- _TEXT BLOCK_:

• • • • •

You are viewing a plain text version of this content. The canonical link for it is here.
Posted to issues@flink.apache.org by "zhangbin (Jira)" <ji...@apache.org> on 2022/04/26 14:26:00 UTC

[jira] [Commented] (FLINK-27418) Flink SQL TopN result is wrong

    [ https://issues.apache.org/jira/browse/FLINK-27418?page=com.atlassian.jira.plugin.system.issuetabpanels:comment-tabpanel&focusedCommentId=17528202#comment-17528202 ] 

zhangbin commented on FLINK-27418:
----------------------------------

Hi,[~jark] ,I see you've fixed several topn bugs.
I have found the cause of this wrong result, and I hope to discuss it with you.

Thanks.

> Flink SQL TopN result is wrong
> ------------------------------
>
>                 Key: FLINK-27418
>                 URL: https://issues.apache.org/jira/browse/FLINK-27418
>             Project: Flink
>          Issue Type: Bug
>          Components: Table SQL / API
>    Affects Versions: 1.12.2, 1.14.3
>         Environment: Flink 1.12.2 and Flink 1.14.3 test results are sometimes wrong
>            Reporter: zhangbin
>            Priority: Major
>
> Flink SQL TopN is executed multiple times with different results, sometimes with correct results and sometimes with incorrect results.
> Example:
> {code:java}
> @Test
>     public void flinkSqlJoinRetract() {
>         EnvironmentSettings settings = EnvironmentSettings.newInstance()
>                 .useBlinkPlanner()
>                 .inStreamingMode()
>                 .build();
>         StreamExecutionEnvironment streamEnv = StreamExecutionEnvironment.getExecutionEnvironment();
>         streamEnv.setParallelism(1);
>         StreamTableEnvironment tableEnv = StreamTableEnvironment.create(streamEnv, settings);
>         tableEnv.getConfig().setIdleStateRetention(Duration.ofSeconds(10000));
>         RowTypeInfo waybillTableTypeInfo = buildWaybillTableTypeInfo();
>         RowTypeInfo itemTableTypeInfo = buildItemTableTypeInfo();
>         SourceFunction<Row> waybillSourceFunction = buildWaybillStreamSource(waybillTableTypeInfo);
>         SourceFunction<Row> itemSourceFunction = buildItemStreamSource(itemTableTypeInfo);
>         String waybillTable = "waybill";
>         String itemTable = "item";
>         DataStreamSource<Row> waybillStream = streamEnv.addSource(
>                 waybillSourceFunction,
>                 waybillTable,
>                 waybillTableTypeInfo);
>         DataStreamSource<Row> itemStream = streamEnv.addSource(
>                 itemSourceFunction,
>                 itemTable,
>                 itemTableTypeInfo);
>         Expression[] waybillFields = ExpressionParser
>                 .parseExpressionList(String.join(",", waybillTableTypeInfo.getFieldNames())
>                         + ",proctime.proctime").toArray(new Expression[0]);
>         Expression[] itemFields = ExpressionParser
>                 .parseExpressionList(
>                         String.join(",", itemTableTypeInfo.getFieldNames()) + ",proctime.proctime")

• • • • •

- _YOUR INSTRUCTIONS_:
Which Flink versions does the TopN issue report list as affected?

• • • • •

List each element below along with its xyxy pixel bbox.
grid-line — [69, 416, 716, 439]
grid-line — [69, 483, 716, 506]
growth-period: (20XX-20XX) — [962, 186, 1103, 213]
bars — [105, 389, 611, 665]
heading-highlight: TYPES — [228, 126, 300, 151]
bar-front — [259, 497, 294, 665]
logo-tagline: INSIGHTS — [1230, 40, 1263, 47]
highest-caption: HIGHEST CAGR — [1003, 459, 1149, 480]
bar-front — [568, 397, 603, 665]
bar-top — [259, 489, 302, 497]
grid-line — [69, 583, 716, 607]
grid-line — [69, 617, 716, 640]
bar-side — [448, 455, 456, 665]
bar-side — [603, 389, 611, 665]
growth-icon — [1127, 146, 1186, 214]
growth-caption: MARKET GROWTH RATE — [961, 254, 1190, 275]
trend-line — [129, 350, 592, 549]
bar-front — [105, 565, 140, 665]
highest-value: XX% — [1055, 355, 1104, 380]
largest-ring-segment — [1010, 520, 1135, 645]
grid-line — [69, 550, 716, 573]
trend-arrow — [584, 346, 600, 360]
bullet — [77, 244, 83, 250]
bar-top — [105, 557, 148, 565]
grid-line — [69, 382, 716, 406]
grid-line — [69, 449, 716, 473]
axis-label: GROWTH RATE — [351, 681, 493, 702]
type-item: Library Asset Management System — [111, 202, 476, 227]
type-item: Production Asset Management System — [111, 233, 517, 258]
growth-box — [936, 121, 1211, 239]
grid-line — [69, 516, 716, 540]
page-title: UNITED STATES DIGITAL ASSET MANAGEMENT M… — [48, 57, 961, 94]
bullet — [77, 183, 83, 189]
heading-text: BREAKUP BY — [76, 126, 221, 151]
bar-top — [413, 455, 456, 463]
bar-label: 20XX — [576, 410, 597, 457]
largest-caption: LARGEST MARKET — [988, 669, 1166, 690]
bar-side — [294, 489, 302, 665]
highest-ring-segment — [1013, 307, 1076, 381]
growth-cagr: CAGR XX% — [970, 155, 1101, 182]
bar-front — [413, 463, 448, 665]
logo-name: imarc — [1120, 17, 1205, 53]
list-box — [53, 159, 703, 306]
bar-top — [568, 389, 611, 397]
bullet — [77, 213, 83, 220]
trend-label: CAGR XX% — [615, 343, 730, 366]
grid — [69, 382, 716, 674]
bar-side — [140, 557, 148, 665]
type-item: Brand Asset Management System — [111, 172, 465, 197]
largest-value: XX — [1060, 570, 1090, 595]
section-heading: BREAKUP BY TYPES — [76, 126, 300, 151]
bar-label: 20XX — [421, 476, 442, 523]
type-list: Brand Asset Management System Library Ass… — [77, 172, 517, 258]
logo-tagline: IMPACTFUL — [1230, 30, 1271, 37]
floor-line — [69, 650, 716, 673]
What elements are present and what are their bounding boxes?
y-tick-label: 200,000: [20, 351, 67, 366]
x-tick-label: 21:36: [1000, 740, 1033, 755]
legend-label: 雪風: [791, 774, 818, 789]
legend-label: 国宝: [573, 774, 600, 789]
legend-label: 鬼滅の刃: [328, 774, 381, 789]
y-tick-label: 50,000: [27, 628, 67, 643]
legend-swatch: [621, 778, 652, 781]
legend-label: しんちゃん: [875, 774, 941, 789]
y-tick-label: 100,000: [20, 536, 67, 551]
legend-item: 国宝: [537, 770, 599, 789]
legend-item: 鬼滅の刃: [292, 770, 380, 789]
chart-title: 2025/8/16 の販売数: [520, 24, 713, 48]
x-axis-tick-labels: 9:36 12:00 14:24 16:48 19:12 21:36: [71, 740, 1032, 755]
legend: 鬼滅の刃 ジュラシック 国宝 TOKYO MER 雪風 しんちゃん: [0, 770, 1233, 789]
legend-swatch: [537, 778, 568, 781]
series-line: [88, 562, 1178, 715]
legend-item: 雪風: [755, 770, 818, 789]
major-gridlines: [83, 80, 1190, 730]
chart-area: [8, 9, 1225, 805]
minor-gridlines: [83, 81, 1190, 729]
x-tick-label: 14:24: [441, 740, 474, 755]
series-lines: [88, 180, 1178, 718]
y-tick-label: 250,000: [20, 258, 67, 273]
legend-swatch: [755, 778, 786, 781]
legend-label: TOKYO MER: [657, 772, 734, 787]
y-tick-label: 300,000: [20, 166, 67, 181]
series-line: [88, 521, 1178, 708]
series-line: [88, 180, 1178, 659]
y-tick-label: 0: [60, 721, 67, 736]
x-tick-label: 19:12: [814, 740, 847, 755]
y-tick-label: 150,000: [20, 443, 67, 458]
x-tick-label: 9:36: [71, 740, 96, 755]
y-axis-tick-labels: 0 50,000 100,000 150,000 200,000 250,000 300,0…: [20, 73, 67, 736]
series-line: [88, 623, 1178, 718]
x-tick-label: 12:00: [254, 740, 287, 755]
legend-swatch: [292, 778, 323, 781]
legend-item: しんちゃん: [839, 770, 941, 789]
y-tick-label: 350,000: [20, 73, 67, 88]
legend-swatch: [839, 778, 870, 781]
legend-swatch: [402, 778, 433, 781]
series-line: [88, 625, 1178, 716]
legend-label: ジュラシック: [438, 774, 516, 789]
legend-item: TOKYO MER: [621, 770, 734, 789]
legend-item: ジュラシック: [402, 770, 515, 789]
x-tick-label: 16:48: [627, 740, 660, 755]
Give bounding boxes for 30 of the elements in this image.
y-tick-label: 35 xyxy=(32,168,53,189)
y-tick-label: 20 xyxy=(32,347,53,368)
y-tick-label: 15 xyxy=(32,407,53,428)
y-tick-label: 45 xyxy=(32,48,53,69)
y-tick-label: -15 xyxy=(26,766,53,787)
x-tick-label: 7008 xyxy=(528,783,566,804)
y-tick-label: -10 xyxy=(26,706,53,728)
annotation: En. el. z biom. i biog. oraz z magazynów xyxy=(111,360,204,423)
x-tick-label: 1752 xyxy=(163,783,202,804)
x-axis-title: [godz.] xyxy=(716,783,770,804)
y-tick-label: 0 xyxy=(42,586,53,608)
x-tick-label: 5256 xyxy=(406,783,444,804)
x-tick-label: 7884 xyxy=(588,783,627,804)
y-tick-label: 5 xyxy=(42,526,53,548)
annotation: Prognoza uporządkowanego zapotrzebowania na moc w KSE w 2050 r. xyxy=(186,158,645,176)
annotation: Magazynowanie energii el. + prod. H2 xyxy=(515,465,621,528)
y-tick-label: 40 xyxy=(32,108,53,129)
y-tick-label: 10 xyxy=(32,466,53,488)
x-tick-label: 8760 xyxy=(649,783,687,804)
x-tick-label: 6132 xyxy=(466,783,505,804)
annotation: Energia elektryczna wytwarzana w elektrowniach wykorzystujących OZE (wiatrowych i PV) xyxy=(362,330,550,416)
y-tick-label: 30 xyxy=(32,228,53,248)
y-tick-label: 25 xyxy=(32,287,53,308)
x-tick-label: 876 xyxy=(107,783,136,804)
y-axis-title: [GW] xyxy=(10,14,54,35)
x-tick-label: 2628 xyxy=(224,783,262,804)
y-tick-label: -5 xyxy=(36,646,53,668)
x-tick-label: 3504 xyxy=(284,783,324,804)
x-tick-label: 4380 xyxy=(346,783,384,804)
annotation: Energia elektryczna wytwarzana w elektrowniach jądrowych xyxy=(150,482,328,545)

• • • • •

- _RESPONSE TO THE EXERCISE_:
Versions 1.12.2 and 1.14.3.